## EXERCISE DESCRIPTION
Pull out every line of the listing below where "перетаскивание" appears.

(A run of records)
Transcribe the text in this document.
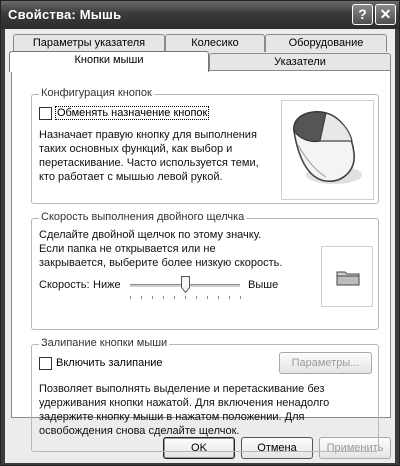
Свойства: Мышь	? ✕
Параметры указателя	Колесико	Оборудование
Кнопки мыши	Указатели
Конфигурация кнопок
Обменять назначение кнопок
Назначает правую кнопку для выполнения
таких основных функций, как выбор и
перетаскивание. Часто используется теми,
кто работает с мышью левой рукой.
Скорость выполнения двойного щелчка
Сделайте двойной щелчок по этому значку.
Если папка не открывается или не
закрывается, выберите более низкую скорость.
Скорость: Ниже	Выше
Залипание кнопки мыши
Включить залипание	Параметры...
Позволяет выполнять выделение и перетаскивание без
удерживания кнопки нажатой. Для включения ненадолго
задержите кнопку мыши в нажатом положении. Для
освобождения снова сделайте щелчок.
OK	Отмена	Применить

## TASK RESULT
перетаскивание. Часто используется теми,
Позволяет выполнять выделение и перетаскивание без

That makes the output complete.